WHAT TO WORK ON — Below are some entries; can you quote all of them exactly?

++++ DATASET RECORDS

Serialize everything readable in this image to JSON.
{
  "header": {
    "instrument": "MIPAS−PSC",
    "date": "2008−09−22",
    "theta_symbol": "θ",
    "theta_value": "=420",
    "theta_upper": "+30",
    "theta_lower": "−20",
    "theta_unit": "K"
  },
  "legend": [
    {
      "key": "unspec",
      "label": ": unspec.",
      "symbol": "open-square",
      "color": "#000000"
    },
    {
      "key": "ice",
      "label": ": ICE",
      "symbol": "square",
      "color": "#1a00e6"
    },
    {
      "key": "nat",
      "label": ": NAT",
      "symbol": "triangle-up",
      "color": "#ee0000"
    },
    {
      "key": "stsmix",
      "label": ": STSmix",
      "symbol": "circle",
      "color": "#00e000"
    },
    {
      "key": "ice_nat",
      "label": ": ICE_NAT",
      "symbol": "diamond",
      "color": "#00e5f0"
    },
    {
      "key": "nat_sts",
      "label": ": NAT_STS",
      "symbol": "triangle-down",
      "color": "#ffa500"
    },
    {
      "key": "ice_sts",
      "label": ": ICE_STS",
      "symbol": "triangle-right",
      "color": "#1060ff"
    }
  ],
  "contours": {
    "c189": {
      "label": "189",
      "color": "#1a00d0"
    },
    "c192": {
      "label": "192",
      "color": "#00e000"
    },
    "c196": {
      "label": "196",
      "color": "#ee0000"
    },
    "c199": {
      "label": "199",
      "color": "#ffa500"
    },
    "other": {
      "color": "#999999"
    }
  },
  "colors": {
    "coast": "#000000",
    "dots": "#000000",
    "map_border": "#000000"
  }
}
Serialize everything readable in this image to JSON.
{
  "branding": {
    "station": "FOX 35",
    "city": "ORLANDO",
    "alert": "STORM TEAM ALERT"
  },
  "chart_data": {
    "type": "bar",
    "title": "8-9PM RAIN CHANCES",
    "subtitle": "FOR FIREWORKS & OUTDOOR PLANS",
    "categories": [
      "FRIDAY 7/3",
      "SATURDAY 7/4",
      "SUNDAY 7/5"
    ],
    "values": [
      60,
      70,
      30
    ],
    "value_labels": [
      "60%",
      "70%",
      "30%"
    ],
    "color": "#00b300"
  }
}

++++++++

SOLUTION —
Serialize everything readable in this image to JSON.
{
  "header": {
    "instrument": "MIPAS−PSC",
    "date": "2008−09−22",
    "theta_symbol": "θ",
    "theta_value": "=420",
    "theta_upper": "+30",
    "theta_lower": "−20",
    "theta_unit": "K"
  },
  "legend": [
    {
      "key": "unspec",
      "label": ": unspec.",
      "symbol": "open-square",
      "color": "#000000"
    },
    {
      "key": "ice",
      "label": ": ICE",
      "symbol": "square",
      "color": "#1a00e6"
    },
    {
      "key": "nat",
      "label": ": NAT",
      "symbol": "triangle-up",
      "color": "#ee0000"
    },
    {
      "key": "stsmix",
      "label": ": STSmix",
      "symbol": "circle",
      "color": "#00e000"
    },
    {
      "key": "ice_nat",
      "label": ": ICE_NAT",
      "symbol": "diamond",
      "color": "#00e5f0"
    },
    {
      "key": "nat_sts",
      "label": ": NAT_STS",
      "symbol": "triangle-down",
      "color": "#ffa500"
    },
    {
      "key": "ice_sts",
      "label": ": ICE_STS",
      "symbol": "triangle-right",
      "color": "#1060ff"
    }
  ],
  "contours": {
    "c189": {
      "label": "189",
      "color": "#1a00d0"
    },
    "c192": {
      "label": "192",
      "color": "#00e000"
    },
    "c196": {
      "label": "196",
      "color": "#ee0000"
    },
    "c199": {
      "label": "199",
      "color": "#ffa500"
    },
    "other": {
      "color": "#999999"
    }
  },
  "colors": {
    "coast": "#000000",
    "dots": "#000000",
    "map_border": "#000000"
  }
}
Serialize everything readable in this image to JSON.
{
  "branding": {
    "station": "FOX 35",
    "city": "ORLANDO",
    "alert": "STORM TEAM ALERT"
  },
  "chart_data": {
    "type": "bar",
    "title": "8-9PM RAIN CHANCES",
    "subtitle": "FOR FIREWORKS & OUTDOOR PLANS",
    "categories": [
      "FRIDAY 7/3",
      "SATURDAY 7/4",
      "SUNDAY 7/5"
    ],
    "values": [
      60,
      70,
      30
    ],
    "value_labels": [
      "60%",
      "70%",
      "30%"
    ],
    "color": "#00b300"
  }
}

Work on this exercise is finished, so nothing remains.